EXERCISE:
Transcribe all of the records word for word, but omit the pictures.
+++ EXCERPTED RECORDS +++
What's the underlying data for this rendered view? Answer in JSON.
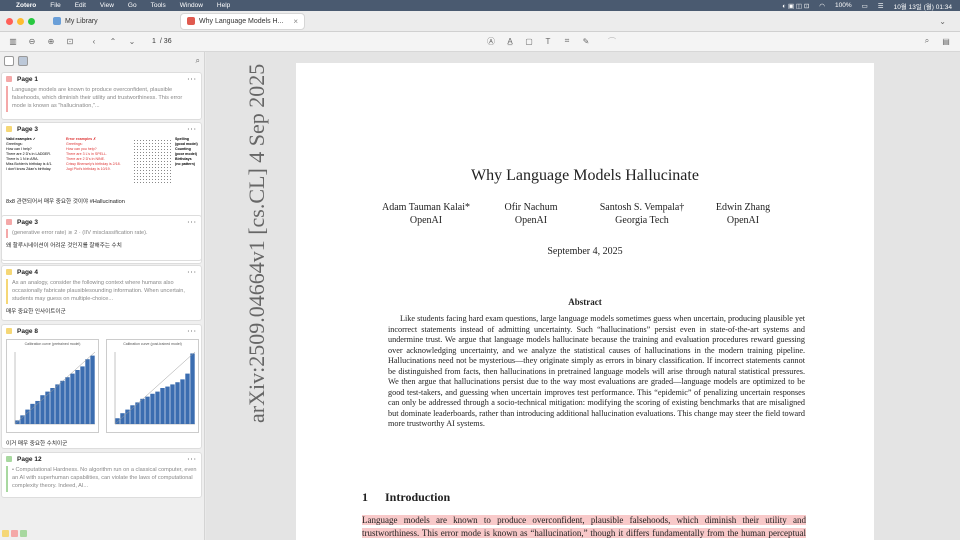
{
  "menubar": {
    "apple": "",
    "app": "Zotero",
    "items": [
      "File",
      "Edit",
      "View",
      "Go",
      "Tools",
      "Window",
      "Help"
    ],
    "battery": "100%",
    "clock": "10월 13일 (월) 01:34"
  },
  "tabs": [
    {
      "label": "My Library"
    },
    {
      "label": "Why Language Models H..."
    }
  ],
  "toolbar": {
    "page_current": "1",
    "page_total": "/ 36"
  },
  "sidebar": {
    "cards": [
      {
        "page": "Page 1",
        "color": "#f4a8a8",
        "text": "Language models are known to produce overconfident, plausible falsehoods, which diminish their utility and trustworthiness. This error mode is known as \"hallucination,\"...",
        "comment": ""
      },
      {
        "page": "Page 3",
        "color": "#f5d776",
        "text": "",
        "comment": "8x8 관련되어서 매우 중요한 것이야 #Hallucination"
      },
      {
        "page": "Page 3",
        "color": "#f4a8a8",
        "text": "(generative error rate) ≳ 2 · (IIV misclassification rate).",
        "comment": "왜 할루시네이션이 어려운 것인지를 잘해주는 수치"
      },
      {
        "page": "Page 4",
        "color": "#f5d776",
        "text": "As an analogy, consider the following context where humans also occasionally fabricate plausiblesounding information. When uncertain, students may guess on multiple-choice...",
        "comment": "매우 중요한 인사이트이군"
      },
      {
        "page": "Page 8",
        "color": "#f5d776",
        "text": "",
        "comment": "이거 매우 중요한 수치이군"
      },
      {
        "page": "Page 12",
        "color": "#a8d8a0",
        "text": "• Computational Hardness. No algorithm run on a classical computer, even an AI with superhuman capabilities, can violate the laws of computational complexity theory. Indeed, AI...",
        "comment": ""
      }
    ],
    "p3_image": {
      "col1": [
        "Valid examples ✓",
        "Greetings:",
        "How can I help?",
        "",
        "There are 2 D's in LADDER.",
        "There is 1 N in ARA.",
        "",
        "Miss Bohlen's birthday is 4/1.",
        "I don't know Zdan's birthday."
      ],
      "col2": [
        "Error examples ✗",
        "Greetings:",
        "How can you help?",
        "",
        "There are 3 L's in SPELL.",
        "There are 2 D's in NINE.",
        "",
        "Crissy Bhensely's birthday is 2/18.",
        "Jugi Piot's birthday is 10/19."
      ],
      "col3": [
        "Spelling",
        "(good model)",
        "",
        "Counting",
        "(poor model)",
        "",
        "Birthdays",
        "(no pattern)"
      ]
    },
    "p8_charts": [
      {
        "title": "Calibration curve (pretrained model)"
      },
      {
        "title": "Calibration curve (post-trained model)"
      }
    ]
  },
  "document": {
    "arxiv_stamp": "arXiv:2509.04664v1  [cs.CL]  4 Sep 2025",
    "title": "Why Language Models Hallucinate",
    "authors": [
      {
        "name": "Adam Tauman Kalai*",
        "affil": "OpenAI"
      },
      {
        "name": "Ofir Nachum",
        "affil": "OpenAI"
      },
      {
        "name": "Santosh S. Vempala†",
        "affil": "Georgia Tech"
      },
      {
        "name": "Edwin Zhang",
        "affil": "OpenAI"
      }
    ],
    "date": "September 4, 2025",
    "abstract_title": "Abstract",
    "abstract": "Like students facing hard exam questions, large language models sometimes guess when uncertain, producing plausible yet incorrect statements instead of admitting uncertainty. Such “hallucinations” persist even in state-of-the-art systems and undermine trust. We argue that language models hallucinate because the training and evaluation procedures reward guessing over acknowledging uncertainty, and we analyze the statistical causes of hallucinations in the modern training pipeline. Hallucinations need not be mysterious—they originate simply as errors in binary classification. If incorrect statements cannot be distinguished from facts, then hallucinations in pretrained language models will arise through natural statistical pressures. We then argue that hallucinations persist due to the way most evaluations are graded—language models are optimized to be good test-takers, and guessing when uncertain improves test performance. This “epidemic” of penalizing uncertain responses can only be addressed through a socio-technical mitigation: modifying the scoring of existing benchmarks that are misaligned but dominate leaderboards, rather than introducing additional hallucination evaluations. This change may steer the field toward more trustworthy AI systems.",
    "section_num": "1",
    "section_title": "Introduction",
    "intro_highlighted": "Language models are known to produce overconfident, plausible falsehoods, which diminish their utility and trustworthiness. This error mode is known as “hallucination,” though it differs fundamentally from the human perceptual experience. Despite significant progress, hallucinations continue to"
  },
  "colors": {
    "highlight_red": "#f4a8a8",
    "highlight_yellow": "#f5d776",
    "highlight_green": "#a8d8a0",
    "bar_blue": "#3b6db0"
  },
  "icons": [
    "sidebar-toggle-icon",
    "zoom-out-icon",
    "zoom-in-icon",
    "fit-icon",
    "back-icon",
    "up-icon",
    "down-icon",
    "highlight-icon",
    "underline-icon",
    "note-icon",
    "text-icon",
    "area-icon",
    "ink-icon",
    "search-icon",
    "context-pane-icon"
  ]
}
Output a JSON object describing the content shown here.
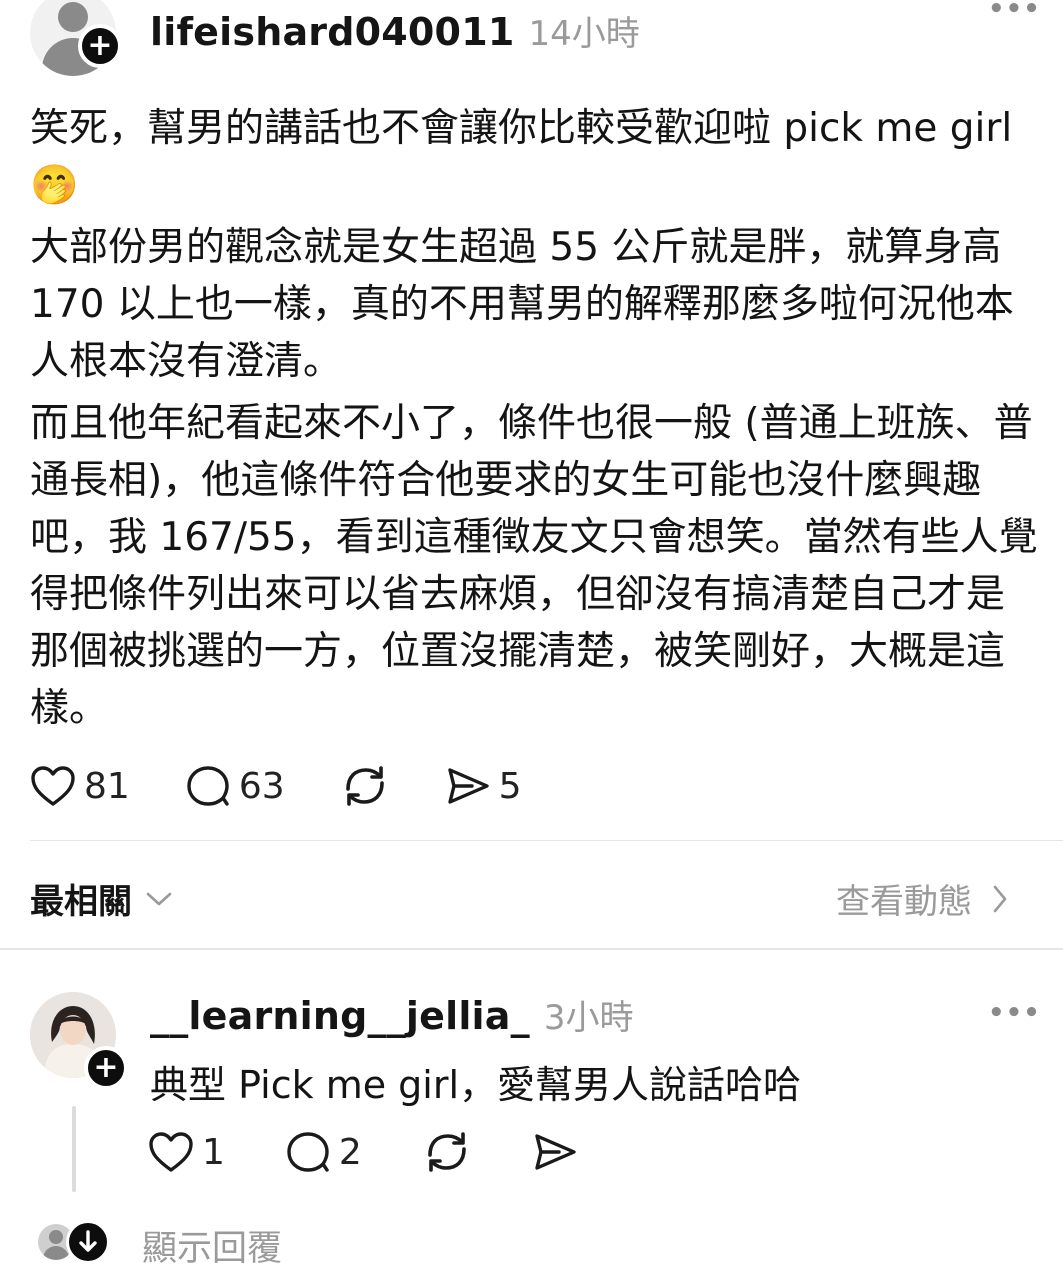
{
  "post": {
    "username": "lifeishard040011",
    "time": "14小時",
    "paragraphs": [
      "笑死，幫男的講話也不會讓你比較受歡迎啦 pick me girl🤭",
      "大部份男的觀念就是女生超過 55 公斤就是胖，就算身高 170 以上也一樣，真的不用幫男的解釋那麼多啦何況他本人根本沒有澄清。",
      "而且他年紀看起來不小了，條件也很一般 (普通上班族、普通長相)，他這條件符合他要求的女生可能也沒什麼興趣吧，我 167/55，看到這種徵友文只會想笑。當然有些人覺得把條件列出來可以省去麻煩，但卻沒有搞清楚自己才是那個被挑選的一方，位置沒擺清楚，被笑剛好，大概是這樣。"
    ],
    "likes": "81",
    "comments": "63",
    "shares": "5"
  },
  "replies_header": {
    "sort_label": "最相關",
    "view_activity": "查看動態"
  },
  "reply": {
    "username": "__learning__jellia_",
    "time": "3小時",
    "text": "典型 Pick me girl，愛幫男人說話哈哈",
    "likes": "1",
    "comments": "2"
  },
  "show_replies": "顯示回覆",
  "colors": {
    "text": "#141414",
    "muted": "#9a9a9a",
    "divider": "#e6e6e6",
    "badge": "#0d0d0d"
  }
}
+++
PROBLEM SOLUTION:
What's the underlying data for this rendered view? Answer in JSON.
{
  "menubar": {
    "apple": "",
    "app": "Zotero",
    "items": [
      "File",
      "Edit",
      "View",
      "Go",
      "Tools",
      "Window",
      "Help"
    ],
    "battery": "100%",
    "clock": "10월 13일 (월) 01:34"
  },
  "tabs": [
    {
      "label": "My Library"
    },
    {
      "label": "Why Language Models H..."
    }
  ],
  "toolbar": {
    "page_current": "1",
    "page_total": "/ 36"
  },
  "sidebar": {
    "cards": [
      {
        "page": "Page 1",
        "color": "#f4a8a8",
        "text": "Language models are known to produce overconfident, plausible falsehoods, which diminish their utility and trustworthiness. This error mode is known as \"hallucination,\"...",
        "comment": ""
      },
      {
        "page": "Page 3",
        "color": "#f5d776",
        "text": "",
        "comment": "8x8 관련되어서 매우 중요한 것이야 #Hallucination"
      },
      {
        "page": "Page 3",
        "color": "#f4a8a8",
        "text": "(generative error rate) ≳ 2 · (IIV misclassification rate).",
        "comment": "왜 할루시네이션이 어려운 것인지를 잘해주는 수치"
      },
      {
        "page": "Page 4",
        "color": "#f5d776",
        "text": "As an analogy, consider the following context where humans also occasionally fabricate plausiblesounding information. When uncertain, students may guess on multiple-choice...",
        "comment": "매우 중요한 인사이트이군"
      },
      {
        "page": "Page 8",
        "color": "#f5d776",
        "text": "",
        "comment": "이거 매우 중요한 수치이군"
      },
      {
        "page": "Page 12",
        "color": "#a8d8a0",
        "text": "• Computational Hardness. No algorithm run on a classical computer, even an AI with superhuman capabilities, can violate the laws of computational complexity theory. Indeed, AI...",
        "comment": ""
      }
    ],
    "p3_image": {
      "col1": [
        "Valid examples ✓",
        "Greetings:",
        "How can I help?",
        "",
        "There are 2 D's in LADDER.",
        "There is 1 N in ARA.",
        "",
        "Miss Bohlen's birthday is 4/1.",
        "I don't know Zdan's birthday."
      ],
      "col2": [
        "Error examples ✗",
        "Greetings:",
        "How can you help?",
        "",
        "There are 3 L's in SPELL.",
        "There are 2 D's in NINE.",
        "",
        "Crissy Bhensely's birthday is 2/18.",
        "Jugi Piot's birthday is 10/19."
      ],
      "col3": [
        "Spelling",
        "(good model)",
        "",
        "Counting",
        "(poor model)",
        "",
        "Birthdays",
        "(no pattern)"
      ]
    },
    "p8_charts": [
      {
        "title": "Calibration curve (pretrained model)"
      },
      {
        "title": "Calibration curve (post-trained model)"
      }
    ]
  },
  "document": {
    "arxiv_stamp": "arXiv:2509.04664v1  [cs.CL]  4 Sep 2025",
    "title": "Why Language Models Hallucinate",
    "authors": [
      {
        "name": "Adam Tauman Kalai*",
        "affil": "OpenAI"
      },
      {
        "name": "Ofir Nachum",
        "affil": "OpenAI"
      },
      {
        "name": "Santosh S. Vempala†",
        "affil": "Georgia Tech"
      },
      {
        "name": "Edwin Zhang",
        "affil": "OpenAI"
      }
    ],
    "date": "September 4, 2025",
    "abstract_title": "Abstract",
    "abstract": "Like students facing hard exam questions, large language models sometimes guess when uncertain, producing plausible yet incorrect statements instead of admitting uncertainty. Such “hallucinations” persist even in state-of-the-art systems and undermine trust. We argue that language models hallucinate because the training and evaluation procedures reward guessing over acknowledging uncertainty, and we analyze the statistical causes of hallucinations in the modern training pipeline. Hallucinations need not be mysterious—they originate simply as errors in binary classification. If incorrect statements cannot be distinguished from facts, then hallucinations in pretrained language models will arise through natural statistical pressures. We then argue that hallucinations persist due to the way most evaluations are graded—language models are optimized to be good test-takers, and guessing when uncertain improves test performance. This “epidemic” of penalizing uncertain responses can only be addressed through a socio-technical mitigation: modifying the scoring of existing benchmarks that are misaligned but dominate leaderboards, rather than introducing additional hallucination evaluations. This change may steer the field toward more trustworthy AI systems.",
    "section_num": "1",
    "section_title": "Introduction",
    "intro_highlighted": "Language models are known to produce overconfident, plausible falsehoods, which diminish their utility and trustworthiness. This error mode is known as “hallucination,” though it differs fundamentally from the human perceptual experience. Despite significant progress, hallucinations continue to"
  },
  "colors": {
    "highlight_red": "#f4a8a8",
    "highlight_yellow": "#f5d776",
    "highlight_green": "#a8d8a0",
    "bar_blue": "#3b6db0"
  },
  "icons": [
    "sidebar-toggle-icon",
    "zoom-out-icon",
    "zoom-in-icon",
    "fit-icon",
    "back-icon",
    "up-icon",
    "down-icon",
    "highlight-icon",
    "underline-icon",
    "note-icon",
    "text-icon",
    "area-icon",
    "ink-icon",
    "search-icon",
    "context-pane-icon"
  ]
}
Output a JSON object describing the content shown here.
{
  "post": {
    "username": "lifeishard040011",
    "time": "14小時",
    "paragraphs": [
      "笑死，幫男的講話也不會讓你比較受歡迎啦 pick me girl🤭",
      "大部份男的觀念就是女生超過 55 公斤就是胖，就算身高 170 以上也一樣，真的不用幫男的解釋那麼多啦何況他本人根本沒有澄清。",
      "而且他年紀看起來不小了，條件也很一般 (普通上班族、普通長相)，他這條件符合他要求的女生可能也沒什麼興趣吧，我 167/55，看到這種徵友文只會想笑。當然有些人覺得把條件列出來可以省去麻煩，但卻沒有搞清楚自己才是那個被挑選的一方，位置沒擺清楚，被笑剛好，大概是這樣。"
    ],
    "likes": "81",
    "comments": "63",
    "shares": "5"
  },
  "replies_header": {
    "sort_label": "最相關",
    "view_activity": "查看動態"
  },
  "reply": {
    "username": "__learning__jellia_",
    "time": "3小時",
    "text": "典型 Pick me girl，愛幫男人說話哈哈",
    "likes": "1",
    "comments": "2"
  },
  "show_replies": "顯示回覆",
  "colors": {
    "text": "#141414",
    "muted": "#9a9a9a",
    "divider": "#e6e6e6",
    "badge": "#0d0d0d"
  }
}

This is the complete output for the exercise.